◆ To be done
Can you transcribe every record below exactly as it appears?
══ Given data ══
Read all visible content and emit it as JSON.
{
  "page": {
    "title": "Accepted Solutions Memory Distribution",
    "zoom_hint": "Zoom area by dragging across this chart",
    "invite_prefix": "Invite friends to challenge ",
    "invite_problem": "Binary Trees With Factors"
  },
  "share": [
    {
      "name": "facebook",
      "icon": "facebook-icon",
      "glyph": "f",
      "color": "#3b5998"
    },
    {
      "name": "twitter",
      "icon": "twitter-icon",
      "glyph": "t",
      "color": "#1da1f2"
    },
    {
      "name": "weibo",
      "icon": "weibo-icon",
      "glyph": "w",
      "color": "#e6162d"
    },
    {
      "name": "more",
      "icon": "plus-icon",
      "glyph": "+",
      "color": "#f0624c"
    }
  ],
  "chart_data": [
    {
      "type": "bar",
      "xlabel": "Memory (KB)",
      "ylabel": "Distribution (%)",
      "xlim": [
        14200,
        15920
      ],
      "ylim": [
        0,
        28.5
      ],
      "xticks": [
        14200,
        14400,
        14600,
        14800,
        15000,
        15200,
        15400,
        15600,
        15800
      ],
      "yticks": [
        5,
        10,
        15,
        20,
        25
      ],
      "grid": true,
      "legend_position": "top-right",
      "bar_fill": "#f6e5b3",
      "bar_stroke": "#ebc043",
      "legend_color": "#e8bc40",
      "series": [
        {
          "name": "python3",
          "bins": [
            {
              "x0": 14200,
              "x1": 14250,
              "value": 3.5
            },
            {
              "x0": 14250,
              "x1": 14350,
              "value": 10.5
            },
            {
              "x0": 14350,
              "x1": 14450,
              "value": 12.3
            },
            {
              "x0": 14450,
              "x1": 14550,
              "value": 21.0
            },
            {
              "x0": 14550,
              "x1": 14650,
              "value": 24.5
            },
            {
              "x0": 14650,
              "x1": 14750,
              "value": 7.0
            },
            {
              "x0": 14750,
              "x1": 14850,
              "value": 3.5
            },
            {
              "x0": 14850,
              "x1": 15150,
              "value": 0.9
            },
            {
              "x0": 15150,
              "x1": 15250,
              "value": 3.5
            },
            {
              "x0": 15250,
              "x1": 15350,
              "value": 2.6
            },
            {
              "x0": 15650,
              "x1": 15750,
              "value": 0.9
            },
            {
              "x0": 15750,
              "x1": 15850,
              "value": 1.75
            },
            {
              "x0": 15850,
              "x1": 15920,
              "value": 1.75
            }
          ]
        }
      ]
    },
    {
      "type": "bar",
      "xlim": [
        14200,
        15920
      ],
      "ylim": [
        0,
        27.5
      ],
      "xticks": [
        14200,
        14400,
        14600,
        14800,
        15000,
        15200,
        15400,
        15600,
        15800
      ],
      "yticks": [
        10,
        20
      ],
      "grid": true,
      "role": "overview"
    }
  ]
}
═══
◆ Expected answer
Read all visible content and emit it as JSON.
{
  "page": {
    "title": "Accepted Solutions Memory Distribution",
    "zoom_hint": "Zoom area by dragging across this chart",
    "invite_prefix": "Invite friends to challenge ",
    "invite_problem": "Binary Trees With Factors"
  },
  "share": [
    {
      "name": "facebook",
      "icon": "facebook-icon",
      "glyph": "f",
      "color": "#3b5998"
    },
    {
      "name": "twitter",
      "icon": "twitter-icon",
      "glyph": "t",
      "color": "#1da1f2"
    },
    {
      "name": "weibo",
      "icon": "weibo-icon",
      "glyph": "w",
      "color": "#e6162d"
    },
    {
      "name": "more",
      "icon": "plus-icon",
      "glyph": "+",
      "color": "#f0624c"
    }
  ],
  "chart_data": [
    {
      "type": "bar",
      "xlabel": "Memory (KB)",
      "ylabel": "Distribution (%)",
      "xlim": [
        14200,
        15920
      ],
      "ylim": [
        0,
        28.5
      ],
      "xticks": [
        14200,
        14400,
        14600,
        14800,
        15000,
        15200,
        15400,
        15600,
        15800
      ],
      "yticks": [
        5,
        10,
        15,
        20,
        25
      ],
      "grid": true,
      "legend_position": "top-right",
      "bar_fill": "#f6e5b3",
      "bar_stroke": "#ebc043",
      "legend_color": "#e8bc40",
      "series": [
        {
          "name": "python3",
          "bins": [
            {
              "x0": 14200,
              "x1": 14250,
              "value": 3.5
            },
            {
              "x0": 14250,
              "x1": 14350,
              "value": 10.5
            },
            {
              "x0": 14350,
              "x1": 14450,
              "value": 12.3
            },
            {
              "x0": 14450,
              "x1": 14550,
              "value": 21.0
            },
            {
              "x0": 14550,
              "x1": 14650,
              "value": 24.5
            },
            {
              "x0": 14650,
              "x1": 14750,
              "value": 7.0
            },
            {
              "x0": 14750,
              "x1": 14850,
              "value": 3.5
            },
            {
              "x0": 14850,
              "x1": 15150,
              "value": 0.9
            },
            {
              "x0": 15150,
              "x1": 15250,
              "value": 3.5
            },
            {
              "x0": 15250,
              "x1": 15350,
              "value": 2.6
            },
            {
              "x0": 15650,
              "x1": 15750,
              "value": 0.9
            },
            {
              "x0": 15750,
              "x1": 15850,
              "value": 1.75
            },
            {
              "x0": 15850,
              "x1": 15920,
              "value": 1.75
            }
          ]
        }
      ]
    },
    {
      "type": "bar",
      "xlim": [
        14200,
        15920
      ],
      "ylim": [
        0,
        27.5
      ],
      "xticks": [
        14200,
        14400,
        14600,
        14800,
        15000,
        15200,
        15400,
        15600,
        15800
      ],
      "yticks": [
        10,
        20
      ],
      "grid": true,
      "role": "overview"
    }
  ]
}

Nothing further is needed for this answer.